Please turn the lines of the records into a JSON list of strings, one string per line, leaving out blank lines. Begin at the first line of the records and stop after the line containing "alliance-tag-link[interactable]: [FLG] xyxy=(48,179,84,195)".

> [Collected data entries]
------------

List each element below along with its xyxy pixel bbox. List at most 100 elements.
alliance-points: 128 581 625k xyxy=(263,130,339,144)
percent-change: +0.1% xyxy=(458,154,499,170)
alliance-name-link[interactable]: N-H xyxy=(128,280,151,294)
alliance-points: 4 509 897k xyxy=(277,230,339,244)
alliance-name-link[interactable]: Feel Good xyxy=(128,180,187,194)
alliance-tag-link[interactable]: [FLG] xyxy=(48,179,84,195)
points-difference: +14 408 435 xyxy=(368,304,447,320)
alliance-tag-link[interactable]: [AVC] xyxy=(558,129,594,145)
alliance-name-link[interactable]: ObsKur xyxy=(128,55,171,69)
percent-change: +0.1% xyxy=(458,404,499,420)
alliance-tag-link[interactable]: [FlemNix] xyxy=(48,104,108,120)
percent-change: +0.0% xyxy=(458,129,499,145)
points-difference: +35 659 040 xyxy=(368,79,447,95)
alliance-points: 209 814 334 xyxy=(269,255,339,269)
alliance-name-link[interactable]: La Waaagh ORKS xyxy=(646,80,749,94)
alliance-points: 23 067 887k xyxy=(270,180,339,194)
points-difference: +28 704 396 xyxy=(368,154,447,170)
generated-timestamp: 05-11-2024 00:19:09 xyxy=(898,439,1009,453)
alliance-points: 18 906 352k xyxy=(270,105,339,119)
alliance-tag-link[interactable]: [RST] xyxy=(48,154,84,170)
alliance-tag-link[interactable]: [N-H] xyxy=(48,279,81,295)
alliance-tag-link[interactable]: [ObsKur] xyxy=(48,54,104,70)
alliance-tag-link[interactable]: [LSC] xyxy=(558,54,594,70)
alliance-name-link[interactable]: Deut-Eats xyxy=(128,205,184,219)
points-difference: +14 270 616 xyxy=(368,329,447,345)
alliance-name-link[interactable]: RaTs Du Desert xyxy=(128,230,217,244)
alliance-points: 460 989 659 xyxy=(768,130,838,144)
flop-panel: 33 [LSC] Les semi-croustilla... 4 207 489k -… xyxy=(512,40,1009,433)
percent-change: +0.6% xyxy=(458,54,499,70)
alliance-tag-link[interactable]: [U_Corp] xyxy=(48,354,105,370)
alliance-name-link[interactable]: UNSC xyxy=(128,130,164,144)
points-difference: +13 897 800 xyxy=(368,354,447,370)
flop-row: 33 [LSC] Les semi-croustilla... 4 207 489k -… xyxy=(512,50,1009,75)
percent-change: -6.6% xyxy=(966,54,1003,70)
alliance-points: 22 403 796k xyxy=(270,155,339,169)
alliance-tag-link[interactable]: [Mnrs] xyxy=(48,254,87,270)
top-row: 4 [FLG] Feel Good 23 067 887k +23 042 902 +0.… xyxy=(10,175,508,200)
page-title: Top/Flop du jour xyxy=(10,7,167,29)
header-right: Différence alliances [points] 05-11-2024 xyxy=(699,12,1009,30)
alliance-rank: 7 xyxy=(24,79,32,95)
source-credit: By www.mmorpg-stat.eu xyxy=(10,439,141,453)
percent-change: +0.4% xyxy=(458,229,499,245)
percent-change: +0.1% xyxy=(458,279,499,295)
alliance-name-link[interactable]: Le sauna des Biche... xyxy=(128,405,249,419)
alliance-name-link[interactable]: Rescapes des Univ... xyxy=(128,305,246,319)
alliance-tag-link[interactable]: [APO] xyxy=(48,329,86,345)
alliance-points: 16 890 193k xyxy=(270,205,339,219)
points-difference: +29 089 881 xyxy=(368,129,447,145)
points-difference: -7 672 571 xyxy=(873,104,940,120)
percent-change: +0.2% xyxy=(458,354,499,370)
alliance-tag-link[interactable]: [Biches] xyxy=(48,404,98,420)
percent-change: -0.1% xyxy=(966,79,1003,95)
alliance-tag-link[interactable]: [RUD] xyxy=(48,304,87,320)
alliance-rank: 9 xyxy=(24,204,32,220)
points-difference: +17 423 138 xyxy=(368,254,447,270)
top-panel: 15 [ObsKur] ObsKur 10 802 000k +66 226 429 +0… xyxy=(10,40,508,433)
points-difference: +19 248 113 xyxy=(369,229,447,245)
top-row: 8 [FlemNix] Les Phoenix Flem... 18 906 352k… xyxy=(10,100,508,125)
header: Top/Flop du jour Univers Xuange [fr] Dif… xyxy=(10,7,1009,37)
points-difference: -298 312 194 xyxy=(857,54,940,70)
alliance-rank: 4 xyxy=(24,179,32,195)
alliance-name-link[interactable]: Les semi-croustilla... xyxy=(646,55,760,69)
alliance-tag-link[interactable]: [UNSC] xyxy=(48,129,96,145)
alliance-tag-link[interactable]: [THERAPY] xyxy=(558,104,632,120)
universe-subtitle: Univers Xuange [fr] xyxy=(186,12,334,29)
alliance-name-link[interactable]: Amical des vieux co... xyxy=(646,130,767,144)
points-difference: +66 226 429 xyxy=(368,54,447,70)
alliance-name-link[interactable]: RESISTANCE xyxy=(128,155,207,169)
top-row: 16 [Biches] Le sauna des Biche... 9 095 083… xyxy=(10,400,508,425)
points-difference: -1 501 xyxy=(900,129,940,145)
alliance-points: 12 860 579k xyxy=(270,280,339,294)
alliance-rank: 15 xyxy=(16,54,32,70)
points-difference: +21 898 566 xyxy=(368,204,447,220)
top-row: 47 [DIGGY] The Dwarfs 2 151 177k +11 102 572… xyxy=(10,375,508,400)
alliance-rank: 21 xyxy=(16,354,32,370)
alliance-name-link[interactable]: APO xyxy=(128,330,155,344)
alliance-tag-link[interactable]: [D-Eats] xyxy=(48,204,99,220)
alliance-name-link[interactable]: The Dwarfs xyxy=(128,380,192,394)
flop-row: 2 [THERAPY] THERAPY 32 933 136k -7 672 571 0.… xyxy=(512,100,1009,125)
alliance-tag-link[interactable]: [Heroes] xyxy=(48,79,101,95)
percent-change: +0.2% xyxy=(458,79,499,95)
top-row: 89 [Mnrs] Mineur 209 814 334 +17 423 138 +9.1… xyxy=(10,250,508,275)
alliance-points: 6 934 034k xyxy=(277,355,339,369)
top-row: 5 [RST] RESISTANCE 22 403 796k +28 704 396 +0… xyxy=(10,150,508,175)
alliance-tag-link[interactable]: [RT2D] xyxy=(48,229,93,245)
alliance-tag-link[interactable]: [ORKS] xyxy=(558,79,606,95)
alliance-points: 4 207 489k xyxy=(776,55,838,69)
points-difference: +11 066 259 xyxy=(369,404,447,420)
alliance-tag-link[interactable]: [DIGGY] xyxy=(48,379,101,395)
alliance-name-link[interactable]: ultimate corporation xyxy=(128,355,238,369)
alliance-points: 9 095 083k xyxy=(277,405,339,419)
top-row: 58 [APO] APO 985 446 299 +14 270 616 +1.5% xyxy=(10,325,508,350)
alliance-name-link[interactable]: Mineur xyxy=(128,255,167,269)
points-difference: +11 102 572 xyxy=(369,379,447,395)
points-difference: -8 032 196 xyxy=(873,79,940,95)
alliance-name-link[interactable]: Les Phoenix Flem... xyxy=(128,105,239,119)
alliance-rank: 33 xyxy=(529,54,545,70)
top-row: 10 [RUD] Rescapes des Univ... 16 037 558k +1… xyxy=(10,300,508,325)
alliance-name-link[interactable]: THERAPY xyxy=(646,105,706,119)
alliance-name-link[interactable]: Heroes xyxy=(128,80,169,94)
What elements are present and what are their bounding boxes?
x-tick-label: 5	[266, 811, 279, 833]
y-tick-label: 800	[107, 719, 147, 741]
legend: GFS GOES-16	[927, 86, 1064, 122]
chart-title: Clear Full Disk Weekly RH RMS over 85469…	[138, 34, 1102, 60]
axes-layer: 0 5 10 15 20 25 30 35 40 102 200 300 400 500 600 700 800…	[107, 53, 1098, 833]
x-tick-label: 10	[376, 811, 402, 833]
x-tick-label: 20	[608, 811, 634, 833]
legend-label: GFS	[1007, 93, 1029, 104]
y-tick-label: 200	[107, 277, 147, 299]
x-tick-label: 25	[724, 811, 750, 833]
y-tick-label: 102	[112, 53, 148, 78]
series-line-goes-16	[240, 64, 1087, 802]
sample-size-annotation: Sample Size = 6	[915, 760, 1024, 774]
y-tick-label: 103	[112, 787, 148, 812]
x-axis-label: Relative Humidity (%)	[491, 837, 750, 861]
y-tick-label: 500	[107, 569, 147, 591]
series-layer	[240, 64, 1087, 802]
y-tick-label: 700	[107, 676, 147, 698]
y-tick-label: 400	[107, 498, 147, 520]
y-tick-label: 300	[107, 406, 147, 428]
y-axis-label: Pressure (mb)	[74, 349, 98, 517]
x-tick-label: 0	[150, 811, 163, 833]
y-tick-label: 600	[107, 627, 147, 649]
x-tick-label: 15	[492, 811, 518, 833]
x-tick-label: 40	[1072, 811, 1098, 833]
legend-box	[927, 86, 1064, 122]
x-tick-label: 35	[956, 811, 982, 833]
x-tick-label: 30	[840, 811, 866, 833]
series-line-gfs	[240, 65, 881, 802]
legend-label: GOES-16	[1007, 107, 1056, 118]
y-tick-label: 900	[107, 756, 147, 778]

------------

> [ANSWER]
[
  "List each element below along with its xyxy pixel bbox. List at most 100 elements.",
  "alliance-points: 128 581 625k xyxy=(263,130,339,144)",
  "percent-change: +0.1% xyxy=(458,154,499,170)",
  "alliance-name-link[interactable]: N-H xyxy=(128,280,151,294)",
  "alliance-points: 4 509 897k xyxy=(277,230,339,244)",
  "alliance-name-link[interactable]: Feel Good xyxy=(128,180,187,194)",
  "alliance-tag-link[interactable]: [FLG] xyxy=(48,179,84,195)"
]